Copy every line of the listing below without changing anything.

Source records:
********

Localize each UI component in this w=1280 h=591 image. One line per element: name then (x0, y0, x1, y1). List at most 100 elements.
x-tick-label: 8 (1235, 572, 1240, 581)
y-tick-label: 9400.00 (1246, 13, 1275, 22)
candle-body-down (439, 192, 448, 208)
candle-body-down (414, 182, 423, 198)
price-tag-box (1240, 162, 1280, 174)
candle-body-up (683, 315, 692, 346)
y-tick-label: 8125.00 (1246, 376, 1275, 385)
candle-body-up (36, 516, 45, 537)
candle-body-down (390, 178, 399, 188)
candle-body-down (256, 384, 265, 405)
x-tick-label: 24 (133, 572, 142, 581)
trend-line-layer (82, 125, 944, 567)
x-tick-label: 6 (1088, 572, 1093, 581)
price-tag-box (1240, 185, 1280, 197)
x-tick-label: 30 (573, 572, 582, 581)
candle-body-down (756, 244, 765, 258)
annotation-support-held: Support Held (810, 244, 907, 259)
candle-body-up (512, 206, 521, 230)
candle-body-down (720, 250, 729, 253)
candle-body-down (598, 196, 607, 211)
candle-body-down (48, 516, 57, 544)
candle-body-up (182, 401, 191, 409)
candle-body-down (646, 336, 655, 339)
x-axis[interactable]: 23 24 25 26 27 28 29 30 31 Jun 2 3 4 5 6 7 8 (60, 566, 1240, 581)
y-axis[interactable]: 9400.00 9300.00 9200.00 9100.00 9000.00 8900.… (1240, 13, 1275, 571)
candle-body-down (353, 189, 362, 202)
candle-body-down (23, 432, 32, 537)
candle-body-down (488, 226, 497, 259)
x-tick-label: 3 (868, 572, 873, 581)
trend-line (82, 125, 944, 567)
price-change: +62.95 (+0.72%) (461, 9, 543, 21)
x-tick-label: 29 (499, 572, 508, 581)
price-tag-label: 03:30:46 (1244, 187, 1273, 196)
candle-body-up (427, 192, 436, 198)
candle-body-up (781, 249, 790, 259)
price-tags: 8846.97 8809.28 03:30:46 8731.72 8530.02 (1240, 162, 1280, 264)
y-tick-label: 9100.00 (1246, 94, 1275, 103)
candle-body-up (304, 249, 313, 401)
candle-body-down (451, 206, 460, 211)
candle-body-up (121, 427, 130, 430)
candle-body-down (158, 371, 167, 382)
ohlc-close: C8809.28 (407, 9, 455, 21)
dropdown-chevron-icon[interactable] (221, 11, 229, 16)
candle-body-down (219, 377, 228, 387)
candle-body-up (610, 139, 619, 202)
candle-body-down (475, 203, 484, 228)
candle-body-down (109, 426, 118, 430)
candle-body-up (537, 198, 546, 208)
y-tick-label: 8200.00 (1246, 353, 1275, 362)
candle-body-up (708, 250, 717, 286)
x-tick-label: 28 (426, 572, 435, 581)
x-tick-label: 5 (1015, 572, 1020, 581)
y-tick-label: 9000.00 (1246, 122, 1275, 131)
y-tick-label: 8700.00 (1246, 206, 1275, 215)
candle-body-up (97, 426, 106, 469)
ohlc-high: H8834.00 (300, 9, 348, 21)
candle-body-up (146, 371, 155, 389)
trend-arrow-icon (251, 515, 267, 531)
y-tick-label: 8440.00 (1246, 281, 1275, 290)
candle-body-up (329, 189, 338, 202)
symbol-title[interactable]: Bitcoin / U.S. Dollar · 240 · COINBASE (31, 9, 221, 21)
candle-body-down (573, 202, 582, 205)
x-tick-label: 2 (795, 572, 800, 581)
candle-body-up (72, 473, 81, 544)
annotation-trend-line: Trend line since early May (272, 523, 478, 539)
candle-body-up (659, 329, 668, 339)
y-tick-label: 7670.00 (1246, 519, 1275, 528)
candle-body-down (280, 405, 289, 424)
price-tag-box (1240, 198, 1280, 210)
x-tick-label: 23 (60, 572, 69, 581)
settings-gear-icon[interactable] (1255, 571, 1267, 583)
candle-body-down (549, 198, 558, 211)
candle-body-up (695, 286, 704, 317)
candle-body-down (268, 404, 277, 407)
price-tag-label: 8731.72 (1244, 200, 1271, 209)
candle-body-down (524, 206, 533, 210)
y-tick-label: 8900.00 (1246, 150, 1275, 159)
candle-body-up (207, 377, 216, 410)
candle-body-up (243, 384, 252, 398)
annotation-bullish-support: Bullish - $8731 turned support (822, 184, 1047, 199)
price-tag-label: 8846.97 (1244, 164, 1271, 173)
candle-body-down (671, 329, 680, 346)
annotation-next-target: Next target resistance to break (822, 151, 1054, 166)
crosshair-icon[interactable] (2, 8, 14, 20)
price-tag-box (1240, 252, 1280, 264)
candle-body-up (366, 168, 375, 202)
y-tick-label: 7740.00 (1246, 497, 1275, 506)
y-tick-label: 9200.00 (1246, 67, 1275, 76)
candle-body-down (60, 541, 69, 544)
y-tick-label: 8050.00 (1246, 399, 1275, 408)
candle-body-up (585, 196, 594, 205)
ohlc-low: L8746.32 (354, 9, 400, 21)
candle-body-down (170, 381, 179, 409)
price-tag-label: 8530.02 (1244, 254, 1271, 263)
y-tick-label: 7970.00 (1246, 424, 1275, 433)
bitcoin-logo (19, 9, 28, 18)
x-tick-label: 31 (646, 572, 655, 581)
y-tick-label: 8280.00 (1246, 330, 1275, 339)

********

ANSWER FOR THE TASK:
Localize each UI component in this w=1280 h=591 image. One line per element: name then (x0, y0, x1, y1). List at most 100 elements.
x-tick-label: 8 (1235, 572, 1240, 581)
y-tick-label: 9400.00 (1246, 13, 1275, 22)
candle-body-down (439, 192, 448, 208)
candle-body-down (414, 182, 423, 198)
price-tag-box (1240, 162, 1280, 174)
candle-body-up (683, 315, 692, 346)
y-tick-label: 8125.00 (1246, 376, 1275, 385)
candle-body-up (36, 516, 45, 537)
candle-body-down (390, 178, 399, 188)
candle-body-down (256, 384, 265, 405)
x-tick-label: 24 (133, 572, 142, 581)
trend-line-layer (82, 125, 944, 567)
x-tick-label: 6 (1088, 572, 1093, 581)
price-tag-box (1240, 185, 1280, 197)
x-tick-label: 30 (573, 572, 582, 581)
candle-body-down (756, 244, 765, 258)
annotation-support-held: Support Held (810, 244, 907, 259)
candle-body-up (512, 206, 521, 230)
candle-body-down (720, 250, 729, 253)
candle-body-down (598, 196, 607, 211)
candle-body-down (48, 516, 57, 544)
candle-body-up (182, 401, 191, 409)
candle-body-down (646, 336, 655, 339)
x-axis[interactable]: 23 24 25 26 27 28 29 30 31 Jun 2 3 4 5 6 7 8 (60, 566, 1240, 581)
y-axis[interactable]: 9400.00 9300.00 9200.00 9100.00 9000.00 8900.… (1240, 13, 1275, 571)
candle-body-down (353, 189, 362, 202)
candle-body-down (23, 432, 32, 537)
candle-body-down (488, 226, 497, 259)
x-tick-label: 3 (868, 572, 873, 581)
trend-line (82, 125, 944, 567)
price-change: +62.95 (+0.72%) (461, 9, 543, 21)
x-tick-label: 29 (499, 572, 508, 581)
price-tag-label: 03:30:46 (1244, 187, 1273, 196)
candle-body-up (427, 192, 436, 198)
candle-body-up (781, 249, 790, 259)
price-tags: 8846.97 8809.28 03:30:46 8731.72 8530.02 (1240, 162, 1280, 264)
y-tick-label: 9100.00 (1246, 94, 1275, 103)
candle-body-up (304, 249, 313, 401)
candle-body-down (451, 206, 460, 211)
candle-body-up (121, 427, 130, 430)
candle-body-down (158, 371, 167, 382)
ohlc-close: C8809.28 (407, 9, 455, 21)
dropdown-chevron-icon[interactable] (221, 11, 229, 16)
candle-body-down (219, 377, 228, 387)
candle-body-up (610, 139, 619, 202)
candle-body-down (475, 203, 484, 228)
candle-body-down (109, 426, 118, 430)
candle-body-up (537, 198, 546, 208)
y-tick-label: 8200.00 (1246, 353, 1275, 362)
candle-body-up (708, 250, 717, 286)
x-tick-label: 28 (426, 572, 435, 581)
x-tick-label: 5 (1015, 572, 1020, 581)
y-tick-label: 9000.00 (1246, 122, 1275, 131)
y-tick-label: 8700.00 (1246, 206, 1275, 215)
candle-body-up (97, 426, 106, 469)
ohlc-high: H8834.00 (300, 9, 348, 21)
candle-body-up (146, 371, 155, 389)
trend-arrow-icon (251, 515, 267, 531)
y-tick-label: 8440.00 (1246, 281, 1275, 290)
candle-body-up (329, 189, 338, 202)
symbol-title[interactable]: Bitcoin / U.S. Dollar · 240 · COINBASE (31, 9, 221, 21)
candle-body-down (573, 202, 582, 205)
x-tick-label: 2 (795, 572, 800, 581)
candle-body-up (72, 473, 81, 544)
annotation-trend-line: Trend line since early May (272, 523, 478, 539)
candle-body-up (659, 329, 668, 339)
y-tick-label: 7670.00 (1246, 519, 1275, 528)
candle-body-down (280, 405, 289, 424)
price-tag-box (1240, 198, 1280, 210)
x-tick-label: 23 (60, 572, 69, 581)
settings-gear-icon[interactable] (1255, 571, 1267, 583)
candle-body-down (549, 198, 558, 211)
candle-body-up (695, 286, 704, 317)
candle-body-down (268, 404, 277, 407)
price-tag-label: 8731.72 (1244, 200, 1271, 209)
candle-body-down (524, 206, 533, 210)
y-tick-label: 8900.00 (1246, 150, 1275, 159)
candle-body-up (207, 377, 216, 410)
candle-body-up (243, 384, 252, 398)
annotation-bullish-support: Bullish - $8731 turned support (822, 184, 1047, 199)
price-tag-label: 8846.97 (1244, 164, 1271, 173)
candle-body-down (671, 329, 680, 346)
annotation-next-target: Next target resistance to break (822, 151, 1054, 166)
crosshair-icon[interactable] (2, 8, 14, 20)
price-tag-box (1240, 252, 1280, 264)
candle-body-up (366, 168, 375, 202)
y-tick-label: 7740.00 (1246, 497, 1275, 506)
y-tick-label: 9200.00 (1246, 67, 1275, 76)
candle-body-down (60, 541, 69, 544)
y-tick-label: 8050.00 (1246, 399, 1275, 408)
candle-body-up (585, 196, 594, 205)
ohlc-low: L8746.32 (354, 9, 400, 21)
candle-body-down (170, 381, 179, 409)
price-tag-label: 8530.02 (1244, 254, 1271, 263)
y-tick-label: 7970.00 (1246, 424, 1275, 433)
bitcoin-logo (19, 9, 28, 18)
x-tick-label: 31 (646, 572, 655, 581)
y-tick-label: 8280.00 (1246, 330, 1275, 339)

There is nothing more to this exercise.